### SHORT PROBLEM
Copy out every line in the entries below that includes "Mikro".

### DATA FOR PROCESSING

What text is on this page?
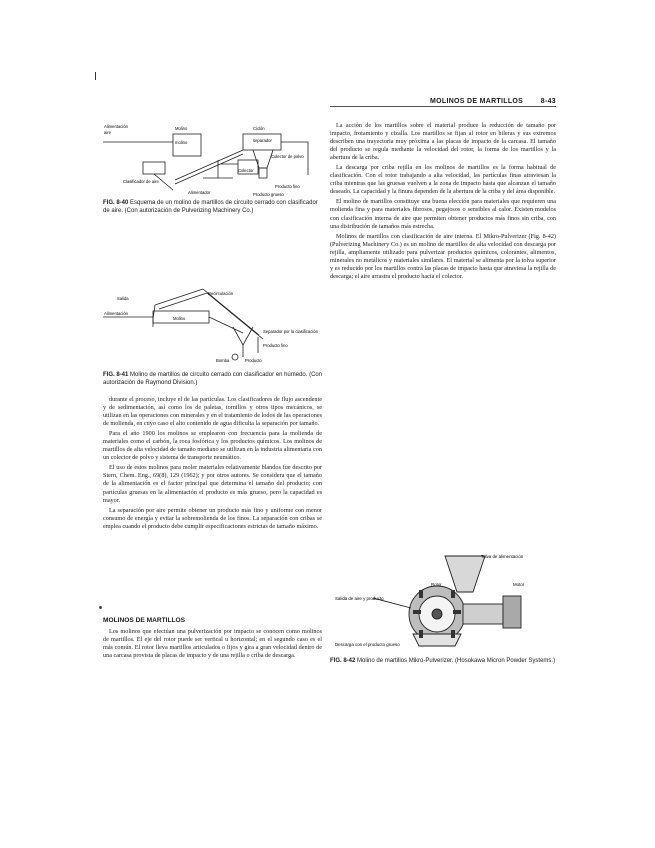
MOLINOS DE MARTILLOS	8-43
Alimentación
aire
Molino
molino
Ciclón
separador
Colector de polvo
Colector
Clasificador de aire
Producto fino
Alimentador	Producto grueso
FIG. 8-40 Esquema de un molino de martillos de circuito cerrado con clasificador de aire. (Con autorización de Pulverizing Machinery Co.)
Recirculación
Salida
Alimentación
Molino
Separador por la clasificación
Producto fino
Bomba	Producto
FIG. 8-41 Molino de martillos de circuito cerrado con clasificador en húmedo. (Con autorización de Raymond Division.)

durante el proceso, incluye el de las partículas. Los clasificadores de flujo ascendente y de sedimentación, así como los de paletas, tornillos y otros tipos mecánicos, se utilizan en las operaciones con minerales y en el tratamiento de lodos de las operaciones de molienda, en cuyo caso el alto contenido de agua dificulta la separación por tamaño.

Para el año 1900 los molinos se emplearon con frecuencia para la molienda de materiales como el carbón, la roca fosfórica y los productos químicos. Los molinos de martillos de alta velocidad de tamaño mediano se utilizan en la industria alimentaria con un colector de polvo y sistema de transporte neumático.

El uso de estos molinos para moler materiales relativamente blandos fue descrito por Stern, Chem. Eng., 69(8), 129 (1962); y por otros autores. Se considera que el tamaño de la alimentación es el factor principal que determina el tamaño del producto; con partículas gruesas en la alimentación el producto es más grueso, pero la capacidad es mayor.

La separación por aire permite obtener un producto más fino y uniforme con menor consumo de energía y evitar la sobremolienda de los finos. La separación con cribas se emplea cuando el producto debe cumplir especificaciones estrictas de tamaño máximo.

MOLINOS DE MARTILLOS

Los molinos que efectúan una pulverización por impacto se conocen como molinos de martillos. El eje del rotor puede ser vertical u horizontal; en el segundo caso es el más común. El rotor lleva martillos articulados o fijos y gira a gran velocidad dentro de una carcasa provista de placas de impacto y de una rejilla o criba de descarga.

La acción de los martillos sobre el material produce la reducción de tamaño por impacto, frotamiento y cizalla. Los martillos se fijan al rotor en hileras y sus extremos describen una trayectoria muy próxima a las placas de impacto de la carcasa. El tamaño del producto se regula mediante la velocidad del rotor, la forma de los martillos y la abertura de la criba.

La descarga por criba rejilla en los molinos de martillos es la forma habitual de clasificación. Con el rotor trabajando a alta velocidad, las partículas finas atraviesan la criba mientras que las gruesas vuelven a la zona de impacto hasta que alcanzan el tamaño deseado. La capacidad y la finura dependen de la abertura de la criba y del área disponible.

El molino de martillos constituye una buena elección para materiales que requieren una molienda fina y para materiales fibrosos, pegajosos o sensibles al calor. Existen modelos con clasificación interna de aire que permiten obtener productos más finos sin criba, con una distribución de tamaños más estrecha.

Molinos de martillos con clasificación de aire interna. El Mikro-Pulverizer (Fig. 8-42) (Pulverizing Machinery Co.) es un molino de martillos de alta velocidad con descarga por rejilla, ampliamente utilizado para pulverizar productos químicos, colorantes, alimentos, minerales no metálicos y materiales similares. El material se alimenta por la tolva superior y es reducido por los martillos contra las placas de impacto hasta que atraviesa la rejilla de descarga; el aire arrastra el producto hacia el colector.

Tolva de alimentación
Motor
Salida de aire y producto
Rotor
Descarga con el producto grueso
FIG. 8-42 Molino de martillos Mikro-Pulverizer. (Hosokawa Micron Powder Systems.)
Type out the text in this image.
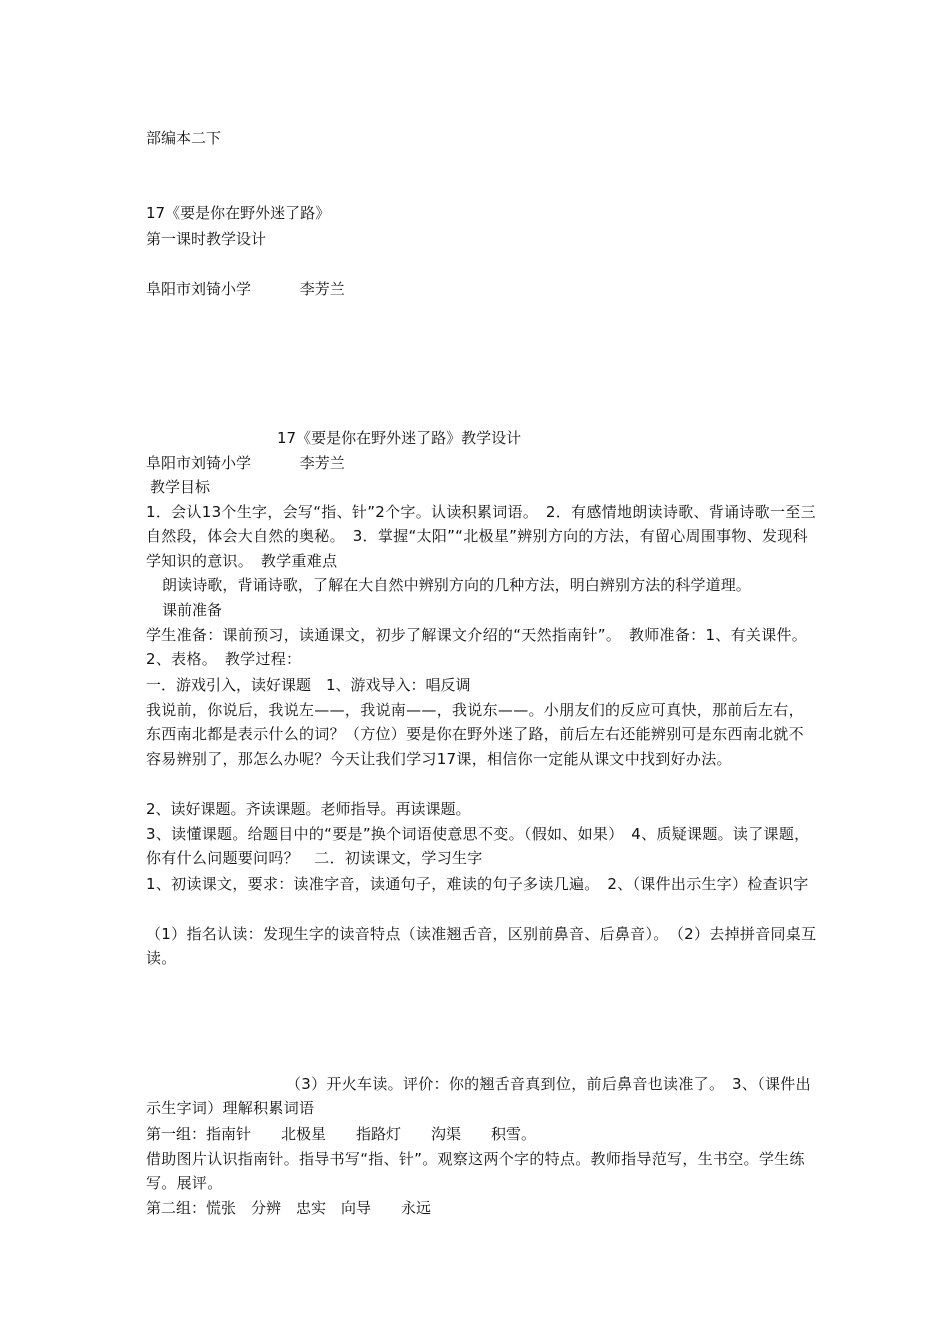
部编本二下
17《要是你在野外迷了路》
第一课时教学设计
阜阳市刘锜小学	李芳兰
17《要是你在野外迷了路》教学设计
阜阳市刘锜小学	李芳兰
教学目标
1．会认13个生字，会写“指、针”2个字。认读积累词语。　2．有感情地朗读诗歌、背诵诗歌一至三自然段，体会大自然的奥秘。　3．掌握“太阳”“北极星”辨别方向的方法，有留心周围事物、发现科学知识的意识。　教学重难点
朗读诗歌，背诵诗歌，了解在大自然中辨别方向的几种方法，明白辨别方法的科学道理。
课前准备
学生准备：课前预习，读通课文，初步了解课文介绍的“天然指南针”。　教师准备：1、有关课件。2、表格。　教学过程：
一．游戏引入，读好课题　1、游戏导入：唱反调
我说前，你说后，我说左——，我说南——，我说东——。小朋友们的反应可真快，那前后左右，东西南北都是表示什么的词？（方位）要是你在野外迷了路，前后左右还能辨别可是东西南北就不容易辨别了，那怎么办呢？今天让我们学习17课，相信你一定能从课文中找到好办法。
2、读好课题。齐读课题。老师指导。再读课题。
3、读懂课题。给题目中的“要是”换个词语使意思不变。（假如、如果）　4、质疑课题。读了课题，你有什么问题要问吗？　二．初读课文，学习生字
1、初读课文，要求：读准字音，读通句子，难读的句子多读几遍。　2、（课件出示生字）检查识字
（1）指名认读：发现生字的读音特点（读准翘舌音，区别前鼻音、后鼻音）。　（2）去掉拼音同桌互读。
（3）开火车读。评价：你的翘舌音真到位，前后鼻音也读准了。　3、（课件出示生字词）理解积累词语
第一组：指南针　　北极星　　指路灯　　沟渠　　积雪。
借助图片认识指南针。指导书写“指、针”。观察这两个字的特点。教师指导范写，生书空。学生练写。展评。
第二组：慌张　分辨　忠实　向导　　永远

...

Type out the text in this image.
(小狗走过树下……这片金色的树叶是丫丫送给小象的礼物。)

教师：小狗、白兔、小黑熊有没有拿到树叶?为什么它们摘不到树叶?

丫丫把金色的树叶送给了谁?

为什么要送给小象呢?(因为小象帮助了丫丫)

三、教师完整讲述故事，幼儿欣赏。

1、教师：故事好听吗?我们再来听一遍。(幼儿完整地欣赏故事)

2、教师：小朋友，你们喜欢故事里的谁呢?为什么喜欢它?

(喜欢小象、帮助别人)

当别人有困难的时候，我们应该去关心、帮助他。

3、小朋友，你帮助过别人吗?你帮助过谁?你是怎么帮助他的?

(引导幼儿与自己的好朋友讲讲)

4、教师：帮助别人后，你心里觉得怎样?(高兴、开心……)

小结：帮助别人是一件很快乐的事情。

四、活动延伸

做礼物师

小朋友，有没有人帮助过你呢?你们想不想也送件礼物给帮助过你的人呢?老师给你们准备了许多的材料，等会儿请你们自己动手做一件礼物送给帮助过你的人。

### EXERCISE SOLUTION
Molinos de martillos con clasificación de aire interna. El Mikro-Pulverizer (Fig. 8-42) (Pulverizing Machinery Co.) es un molino de martillos de alta velocidad con descarga por rejilla, ampliamente utilizado para pulverizar productos químicos, colorantes, alimentos, minerales no metálicos y materiales similares. El material se alimenta por la tolva superior y es reducido por los martillos contra las placas de impacto hasta que atraviesa la rejilla de descarga; el aire arrastra el producto hacia el colector.
FIG. 8-42 Molino de martillos Mikro-Pulverizer. (Hosokawa Micron Powder Systems.)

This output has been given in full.